[Start of Records for processing]

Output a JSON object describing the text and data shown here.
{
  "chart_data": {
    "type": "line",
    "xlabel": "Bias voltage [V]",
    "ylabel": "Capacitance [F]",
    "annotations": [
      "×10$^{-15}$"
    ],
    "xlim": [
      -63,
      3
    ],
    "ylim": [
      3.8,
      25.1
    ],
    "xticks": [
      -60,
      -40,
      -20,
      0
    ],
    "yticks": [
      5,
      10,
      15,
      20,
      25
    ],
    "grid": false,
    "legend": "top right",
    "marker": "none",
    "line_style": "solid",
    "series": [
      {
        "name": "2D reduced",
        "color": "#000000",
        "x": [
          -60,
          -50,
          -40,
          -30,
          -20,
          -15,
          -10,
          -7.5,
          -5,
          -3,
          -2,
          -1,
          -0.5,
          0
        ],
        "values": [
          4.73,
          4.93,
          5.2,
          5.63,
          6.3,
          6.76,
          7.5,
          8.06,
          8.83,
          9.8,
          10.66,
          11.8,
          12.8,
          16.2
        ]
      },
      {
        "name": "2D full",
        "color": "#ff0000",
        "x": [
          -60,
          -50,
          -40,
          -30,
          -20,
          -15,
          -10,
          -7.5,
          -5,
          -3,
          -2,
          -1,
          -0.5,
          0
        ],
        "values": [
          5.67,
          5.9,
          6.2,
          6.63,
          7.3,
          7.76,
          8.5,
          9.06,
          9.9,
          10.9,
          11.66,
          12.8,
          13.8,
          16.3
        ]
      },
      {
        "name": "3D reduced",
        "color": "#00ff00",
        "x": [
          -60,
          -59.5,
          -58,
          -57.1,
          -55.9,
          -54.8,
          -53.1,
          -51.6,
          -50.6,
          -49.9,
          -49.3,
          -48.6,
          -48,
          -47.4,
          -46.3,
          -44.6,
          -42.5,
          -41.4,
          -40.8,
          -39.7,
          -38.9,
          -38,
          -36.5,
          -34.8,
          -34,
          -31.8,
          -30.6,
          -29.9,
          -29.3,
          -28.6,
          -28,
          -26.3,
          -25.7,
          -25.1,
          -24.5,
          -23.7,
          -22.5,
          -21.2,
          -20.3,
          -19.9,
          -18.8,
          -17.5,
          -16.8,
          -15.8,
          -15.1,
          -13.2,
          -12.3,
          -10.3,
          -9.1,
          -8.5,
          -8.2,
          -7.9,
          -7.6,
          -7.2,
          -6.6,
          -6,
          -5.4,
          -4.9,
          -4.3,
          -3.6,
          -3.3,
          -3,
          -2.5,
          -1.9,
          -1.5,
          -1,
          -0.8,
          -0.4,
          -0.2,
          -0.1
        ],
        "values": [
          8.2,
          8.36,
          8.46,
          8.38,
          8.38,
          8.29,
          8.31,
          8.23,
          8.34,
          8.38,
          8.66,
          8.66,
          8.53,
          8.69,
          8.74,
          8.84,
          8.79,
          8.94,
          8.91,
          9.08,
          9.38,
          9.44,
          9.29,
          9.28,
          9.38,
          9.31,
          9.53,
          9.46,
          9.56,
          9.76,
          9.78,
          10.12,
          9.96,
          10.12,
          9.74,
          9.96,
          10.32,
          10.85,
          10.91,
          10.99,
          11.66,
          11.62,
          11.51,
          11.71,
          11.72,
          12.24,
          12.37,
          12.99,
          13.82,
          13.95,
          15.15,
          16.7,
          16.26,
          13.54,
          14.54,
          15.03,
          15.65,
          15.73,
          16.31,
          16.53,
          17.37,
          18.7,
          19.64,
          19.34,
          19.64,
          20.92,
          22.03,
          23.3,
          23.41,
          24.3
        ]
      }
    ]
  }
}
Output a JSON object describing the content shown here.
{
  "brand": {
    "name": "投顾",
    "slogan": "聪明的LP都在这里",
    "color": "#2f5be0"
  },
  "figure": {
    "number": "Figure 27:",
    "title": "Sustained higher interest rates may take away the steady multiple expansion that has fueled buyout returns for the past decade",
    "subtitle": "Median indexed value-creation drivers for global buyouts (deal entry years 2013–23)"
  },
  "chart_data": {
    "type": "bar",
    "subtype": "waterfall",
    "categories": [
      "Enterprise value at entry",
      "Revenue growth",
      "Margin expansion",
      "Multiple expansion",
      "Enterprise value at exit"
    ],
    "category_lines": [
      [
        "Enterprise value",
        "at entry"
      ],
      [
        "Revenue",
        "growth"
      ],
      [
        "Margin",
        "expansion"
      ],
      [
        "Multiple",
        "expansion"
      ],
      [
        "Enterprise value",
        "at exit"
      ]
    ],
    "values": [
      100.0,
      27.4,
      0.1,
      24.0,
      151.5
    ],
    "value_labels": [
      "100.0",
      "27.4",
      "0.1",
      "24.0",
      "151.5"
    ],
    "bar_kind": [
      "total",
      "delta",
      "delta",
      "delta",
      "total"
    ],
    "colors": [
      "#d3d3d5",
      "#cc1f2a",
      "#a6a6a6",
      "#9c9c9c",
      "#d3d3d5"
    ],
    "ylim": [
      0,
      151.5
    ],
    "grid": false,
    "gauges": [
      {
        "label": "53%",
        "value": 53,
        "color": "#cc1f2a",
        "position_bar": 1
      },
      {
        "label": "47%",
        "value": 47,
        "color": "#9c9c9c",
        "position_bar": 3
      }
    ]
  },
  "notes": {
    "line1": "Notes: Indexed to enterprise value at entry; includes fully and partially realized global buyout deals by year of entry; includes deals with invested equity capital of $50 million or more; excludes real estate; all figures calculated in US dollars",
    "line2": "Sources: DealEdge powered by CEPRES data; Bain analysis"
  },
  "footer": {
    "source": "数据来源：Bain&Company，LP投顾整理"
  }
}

[End of Records for processing]

Print out the whole listing exactly as it appears.

Answer to the problem:
Output a JSON object describing the text and data shown here.
{
  "chart_data": {
    "type": "line",
    "xlabel": "Bias voltage [V]",
    "ylabel": "Capacitance [F]",
    "annotations": [
      "×10$^{-15}$"
    ],
    "xlim": [
      -63,
      3
    ],
    "ylim": [
      3.8,
      25.1
    ],
    "xticks": [
      -60,
      -40,
      -20,
      0
    ],
    "yticks": [
      5,
      10,
      15,
      20,
      25
    ],
    "grid": false,
    "legend": "top right",
    "marker": "none",
    "line_style": "solid",
    "series": [
      {
        "name": "2D reduced",
        "color": "#000000",
        "x": [
          -60,
          -50,
          -40,
          -30,
          -20,
          -15,
          -10,
          -7.5,
          -5,
          -3,
          -2,
          -1,
          -0.5,
          0
        ],
        "values": [
          4.73,
          4.93,
          5.2,
          5.63,
          6.3,
          6.76,
          7.5,
          8.06,
          8.83,
          9.8,
          10.66,
          11.8,
          12.8,
          16.2
        ]
      },
      {
        "name": "2D full",
        "color": "#ff0000",
        "x": [
          -60,
          -50,
          -40,
          -30,
          -20,
          -15,
          -10,
          -7.5,
          -5,
          -3,
          -2,
          -1,
          -0.5,
          0
        ],
        "values": [
          5.67,
          5.9,
          6.2,
          6.63,
          7.3,
          7.76,
          8.5,
          9.06,
          9.9,
          10.9,
          11.66,
          12.8,
          13.8,
          16.3
        ]
      },
      {
        "name": "3D reduced",
        "color": "#00ff00",
        "x": [
          -60,
          -59.5,
          -58,
          -57.1,
          -55.9,
          -54.8,
          -53.1,
          -51.6,
          -50.6,
          -49.9,
          -49.3,
          -48.6,
          -48,
          -47.4,
          -46.3,
          -44.6,
          -42.5,
          -41.4,
          -40.8,
          -39.7,
          -38.9,
          -38,
          -36.5,
          -34.8,
          -34,
          -31.8,
          -30.6,
          -29.9,
          -29.3,
          -28.6,
          -28,
          -26.3,
          -25.7,
          -25.1,
          -24.5,
          -23.7,
          -22.5,
          -21.2,
          -20.3,
          -19.9,
          -18.8,
          -17.5,
          -16.8,
          -15.8,
          -15.1,
          -13.2,
          -12.3,
          -10.3,
          -9.1,
          -8.5,
          -8.2,
          -7.9,
          -7.6,
          -7.2,
          -6.6,
          -6,
          -5.4,
          -4.9,
          -4.3,
          -3.6,
          -3.3,
          -3,
          -2.5,
          -1.9,
          -1.5,
          -1,
          -0.8,
          -0.4,
          -0.2,
          -0.1
        ],
        "values": [
          8.2,
          8.36,
          8.46,
          8.38,
          8.38,
          8.29,
          8.31,
          8.23,
          8.34,
          8.38,
          8.66,
          8.66,
          8.53,
          8.69,
          8.74,
          8.84,
          8.79,
          8.94,
          8.91,
          9.08,
          9.38,
          9.44,
          9.29,
          9.28,
          9.38,
          9.31,
          9.53,
          9.46,
          9.56,
          9.76,
          9.78,
          10.12,
          9.96,
          10.12,
          9.74,
          9.96,
          10.32,
          10.85,
          10.91,
          10.99,
          11.66,
          11.62,
          11.51,
          11.71,
          11.72,
          12.24,
          12.37,
          12.99,
          13.82,
          13.95,
          15.15,
          16.7,
          16.26,
          13.54,
          14.54,
          15.03,
          15.65,
          15.73,
          16.31,
          16.53,
          17.37,
          18.7,
          19.64,
          19.34,
          19.64,
          20.92,
          22.03,
          23.3,
          23.41,
          24.3
        ]
      }
    ]
  }
}
Output a JSON object describing the content shown here.
{
  "brand": {
    "name": "投顾",
    "slogan": "聪明的LP都在这里",
    "color": "#2f5be0"
  },
  "figure": {
    "number": "Figure 27:",
    "title": "Sustained higher interest rates may take away the steady multiple expansion that has fueled buyout returns for the past decade",
    "subtitle": "Median indexed value-creation drivers for global buyouts (deal entry years 2013–23)"
  },
  "chart_data": {
    "type": "bar",
    "subtype": "waterfall",
    "categories": [
      "Enterprise value at entry",
      "Revenue growth",
      "Margin expansion",
      "Multiple expansion",
      "Enterprise value at exit"
    ],
    "category_lines": [
      [
        "Enterprise value",
        "at entry"
      ],
      [
        "Revenue",
        "growth"
      ],
      [
        "Margin",
        "expansion"
      ],
      [
        "Multiple",
        "expansion"
      ],
      [
        "Enterprise value",
        "at exit"
      ]
    ],
    "values": [
      100.0,
      27.4,
      0.1,
      24.0,
      151.5
    ],
    "value_labels": [
      "100.0",
      "27.4",
      "0.1",
      "24.0",
      "151.5"
    ],
    "bar_kind": [
      "total",
      "delta",
      "delta",
      "delta",
      "total"
    ],
    "colors": [
      "#d3d3d5",
      "#cc1f2a",
      "#a6a6a6",
      "#9c9c9c",
      "#d3d3d5"
    ],
    "ylim": [
      0,
      151.5
    ],
    "grid": false,
    "gauges": [
      {
        "label": "53%",
        "value": 53,
        "color": "#cc1f2a",
        "position_bar": 1
      },
      {
        "label": "47%",
        "value": 47,
        "color": "#9c9c9c",
        "position_bar": 3
      }
    ]
  },
  "notes": {
    "line1": "Notes: Indexed to enterprise value at entry; includes fully and partially realized global buyout deals by year of entry; includes deals with invested equity capital of $50 million or more; excludes real estate; all figures calculated in US dollars",
    "line2": "Sources: DealEdge powered by CEPRES data; Bain analysis"
  },
  "footer": {
    "source": "数据来源：Bain&Company，LP投顾整理"
  }
}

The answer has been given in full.